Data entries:
● ● ● ●

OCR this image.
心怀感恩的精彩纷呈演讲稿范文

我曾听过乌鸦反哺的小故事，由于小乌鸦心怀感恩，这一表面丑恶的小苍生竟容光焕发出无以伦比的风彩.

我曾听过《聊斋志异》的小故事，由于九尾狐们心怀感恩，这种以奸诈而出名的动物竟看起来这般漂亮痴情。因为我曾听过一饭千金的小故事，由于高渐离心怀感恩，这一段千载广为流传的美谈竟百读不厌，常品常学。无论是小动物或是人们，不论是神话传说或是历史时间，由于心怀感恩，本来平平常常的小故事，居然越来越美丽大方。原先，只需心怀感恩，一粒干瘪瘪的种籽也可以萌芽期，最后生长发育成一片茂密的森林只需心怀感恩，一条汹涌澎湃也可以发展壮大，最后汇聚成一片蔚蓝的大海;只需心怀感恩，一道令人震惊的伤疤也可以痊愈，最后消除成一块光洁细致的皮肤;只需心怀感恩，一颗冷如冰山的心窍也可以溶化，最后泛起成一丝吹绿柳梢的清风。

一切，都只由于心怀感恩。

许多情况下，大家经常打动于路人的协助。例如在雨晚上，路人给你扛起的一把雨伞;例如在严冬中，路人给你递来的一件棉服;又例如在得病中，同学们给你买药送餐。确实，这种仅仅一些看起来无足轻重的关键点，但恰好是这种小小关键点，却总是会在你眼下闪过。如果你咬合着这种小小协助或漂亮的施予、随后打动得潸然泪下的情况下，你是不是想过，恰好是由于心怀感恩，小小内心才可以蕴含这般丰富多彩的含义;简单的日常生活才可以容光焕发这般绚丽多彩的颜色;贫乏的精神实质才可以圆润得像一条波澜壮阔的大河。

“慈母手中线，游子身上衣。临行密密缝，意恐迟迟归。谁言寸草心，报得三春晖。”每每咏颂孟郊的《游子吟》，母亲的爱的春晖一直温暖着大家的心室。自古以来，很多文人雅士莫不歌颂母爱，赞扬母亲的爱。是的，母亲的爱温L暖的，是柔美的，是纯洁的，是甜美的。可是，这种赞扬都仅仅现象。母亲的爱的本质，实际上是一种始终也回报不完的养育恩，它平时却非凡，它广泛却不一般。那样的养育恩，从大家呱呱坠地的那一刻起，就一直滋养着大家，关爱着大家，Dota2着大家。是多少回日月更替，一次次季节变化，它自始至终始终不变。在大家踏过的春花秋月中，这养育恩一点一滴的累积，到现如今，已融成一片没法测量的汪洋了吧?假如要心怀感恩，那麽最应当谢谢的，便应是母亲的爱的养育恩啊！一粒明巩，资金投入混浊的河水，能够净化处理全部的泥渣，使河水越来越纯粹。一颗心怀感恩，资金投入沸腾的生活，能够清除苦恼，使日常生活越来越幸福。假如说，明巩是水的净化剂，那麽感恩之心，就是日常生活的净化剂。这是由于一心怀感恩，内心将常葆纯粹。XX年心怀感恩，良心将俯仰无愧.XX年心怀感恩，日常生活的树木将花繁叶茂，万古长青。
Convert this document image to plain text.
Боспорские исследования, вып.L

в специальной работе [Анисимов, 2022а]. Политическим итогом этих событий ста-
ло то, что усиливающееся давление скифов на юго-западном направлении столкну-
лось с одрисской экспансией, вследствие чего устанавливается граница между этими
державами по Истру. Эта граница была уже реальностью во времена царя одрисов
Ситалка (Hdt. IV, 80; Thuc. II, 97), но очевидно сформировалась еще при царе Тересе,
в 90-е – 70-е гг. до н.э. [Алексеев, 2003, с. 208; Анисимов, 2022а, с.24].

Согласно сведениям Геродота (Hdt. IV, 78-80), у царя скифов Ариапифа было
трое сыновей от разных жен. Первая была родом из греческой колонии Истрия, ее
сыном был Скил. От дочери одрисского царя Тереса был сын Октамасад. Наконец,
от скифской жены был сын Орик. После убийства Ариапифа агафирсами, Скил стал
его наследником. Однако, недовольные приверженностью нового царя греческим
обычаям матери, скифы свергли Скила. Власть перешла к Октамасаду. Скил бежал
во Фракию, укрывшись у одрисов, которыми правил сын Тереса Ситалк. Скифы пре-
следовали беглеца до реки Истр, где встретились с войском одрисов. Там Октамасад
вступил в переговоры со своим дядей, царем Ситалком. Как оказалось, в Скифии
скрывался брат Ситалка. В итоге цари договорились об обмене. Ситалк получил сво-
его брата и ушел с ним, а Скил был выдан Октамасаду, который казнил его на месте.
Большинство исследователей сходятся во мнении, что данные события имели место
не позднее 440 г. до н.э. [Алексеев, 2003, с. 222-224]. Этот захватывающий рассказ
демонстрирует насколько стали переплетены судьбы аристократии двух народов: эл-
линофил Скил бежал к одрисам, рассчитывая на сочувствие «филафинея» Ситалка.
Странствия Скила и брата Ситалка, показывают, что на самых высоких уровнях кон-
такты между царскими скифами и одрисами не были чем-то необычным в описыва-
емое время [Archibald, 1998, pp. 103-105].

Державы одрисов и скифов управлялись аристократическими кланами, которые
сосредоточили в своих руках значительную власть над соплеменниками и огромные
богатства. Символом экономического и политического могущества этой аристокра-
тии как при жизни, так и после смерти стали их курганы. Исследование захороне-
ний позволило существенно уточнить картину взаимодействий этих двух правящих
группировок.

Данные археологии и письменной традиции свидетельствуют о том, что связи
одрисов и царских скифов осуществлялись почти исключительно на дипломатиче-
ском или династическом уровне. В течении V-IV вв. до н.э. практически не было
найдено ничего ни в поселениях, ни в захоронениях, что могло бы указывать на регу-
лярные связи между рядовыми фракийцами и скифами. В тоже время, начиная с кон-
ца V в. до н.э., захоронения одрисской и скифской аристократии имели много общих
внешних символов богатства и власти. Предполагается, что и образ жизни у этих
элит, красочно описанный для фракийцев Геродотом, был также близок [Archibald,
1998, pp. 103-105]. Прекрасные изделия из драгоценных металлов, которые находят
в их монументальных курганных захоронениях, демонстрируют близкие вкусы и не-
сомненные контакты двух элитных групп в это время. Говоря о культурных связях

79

● ● ● ●

# [DESCRIPTION OF THE TASK]
Where does the word "стали" appear in the listing? List each line that holds it.

# [RESULT OF THE EXERCISE]
демонстрирует насколько стали переплетены судьбы аристократии двух народов: эл-
тии как при жизни, так и после смерти стали их курганы. Исследование захороне-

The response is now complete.